Material for this exercise –
= = = =
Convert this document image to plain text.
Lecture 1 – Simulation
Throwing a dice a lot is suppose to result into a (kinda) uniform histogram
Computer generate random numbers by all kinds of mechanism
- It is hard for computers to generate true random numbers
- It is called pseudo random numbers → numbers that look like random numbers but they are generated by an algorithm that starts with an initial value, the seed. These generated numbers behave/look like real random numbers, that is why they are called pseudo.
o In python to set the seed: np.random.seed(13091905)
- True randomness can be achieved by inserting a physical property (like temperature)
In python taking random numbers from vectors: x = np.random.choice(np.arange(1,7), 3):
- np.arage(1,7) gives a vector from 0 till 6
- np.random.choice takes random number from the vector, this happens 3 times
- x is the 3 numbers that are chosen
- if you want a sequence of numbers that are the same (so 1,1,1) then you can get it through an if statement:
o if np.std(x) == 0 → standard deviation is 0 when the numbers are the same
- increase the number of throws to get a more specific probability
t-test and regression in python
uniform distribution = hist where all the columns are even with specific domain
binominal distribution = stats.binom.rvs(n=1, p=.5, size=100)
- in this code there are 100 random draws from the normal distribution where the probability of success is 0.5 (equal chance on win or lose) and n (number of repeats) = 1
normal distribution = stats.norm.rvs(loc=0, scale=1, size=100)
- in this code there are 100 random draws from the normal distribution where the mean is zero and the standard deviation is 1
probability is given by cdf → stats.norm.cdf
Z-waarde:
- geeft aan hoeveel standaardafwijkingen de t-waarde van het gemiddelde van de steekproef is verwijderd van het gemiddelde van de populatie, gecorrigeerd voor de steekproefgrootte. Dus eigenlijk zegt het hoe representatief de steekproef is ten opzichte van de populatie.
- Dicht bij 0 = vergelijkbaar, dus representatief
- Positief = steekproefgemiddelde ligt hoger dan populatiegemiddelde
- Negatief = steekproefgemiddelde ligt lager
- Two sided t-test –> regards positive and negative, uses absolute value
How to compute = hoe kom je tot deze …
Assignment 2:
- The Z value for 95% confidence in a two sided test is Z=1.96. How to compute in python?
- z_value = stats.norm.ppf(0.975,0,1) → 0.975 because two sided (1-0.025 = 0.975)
= = = =
What needs to be done –
Repeat the preceding lines exactly, please, every one of them.

Task result –
Convert this document image to plain text.
Lecture 1 – Simulation
Throwing a dice a lot is suppose to result into a (kinda) uniform histogram
Computer generate random numbers by all kinds of mechanism
- It is hard for computers to generate true random numbers
- It is called pseudo random numbers → numbers that look like random numbers but they are generated by an algorithm that starts with an initial value, the seed. These generated numbers behave/look like real random numbers, that is why they are called pseudo.
o In python to set the seed: np.random.seed(13091905)
- True randomness can be achieved by inserting a physical property (like temperature)
In python taking random numbers from vectors: x = np.random.choice(np.arange(1,7), 3):
- np.arage(1,7) gives a vector from 0 till 6
- np.random.choice takes random number from the vector, this happens 3 times
- x is the 3 numbers that are chosen
- if you want a sequence of numbers that are the same (so 1,1,1) then you can get it through an if statement:
o if np.std(x) == 0 → standard deviation is 0 when the numbers are the same
- increase the number of throws to get a more specific probability
t-test and regression in python
uniform distribution = hist where all the columns are even with specific domain
binominal distribution = stats.binom.rvs(n=1, p=.5, size=100)
- in this code there are 100 random draws from the normal distribution where the probability of success is 0.5 (equal chance on win or lose) and n (number of repeats) = 1
normal distribution = stats.norm.rvs(loc=0, scale=1, size=100)
- in this code there are 100 random draws from the normal distribution where the mean is zero and the standard deviation is 1
probability is given by cdf → stats.norm.cdf
Z-waarde:
- geeft aan hoeveel standaardafwijkingen de t-waarde van het gemiddelde van de steekproef is verwijderd van het gemiddelde van de populatie, gecorrigeerd voor de steekproefgrootte. Dus eigenlijk zegt het hoe representatief de steekproef is ten opzichte van de populatie.
- Dicht bij 0 = vergelijkbaar, dus representatief
- Positief = steekproefgemiddelde ligt hoger dan populatiegemiddelde
- Negatief = steekproefgemiddelde ligt lager
- Two sided t-test –> regards positive and negative, uses absolute value
How to compute = hoe kom je tot deze …
Assignment 2:
- The Z value for 95% confidence in a two sided test is Z=1.96. How to compute in python?
- z_value = stats.norm.ppf(0.975,0,1) → 0.975 because two sided (1-0.025 = 0.975)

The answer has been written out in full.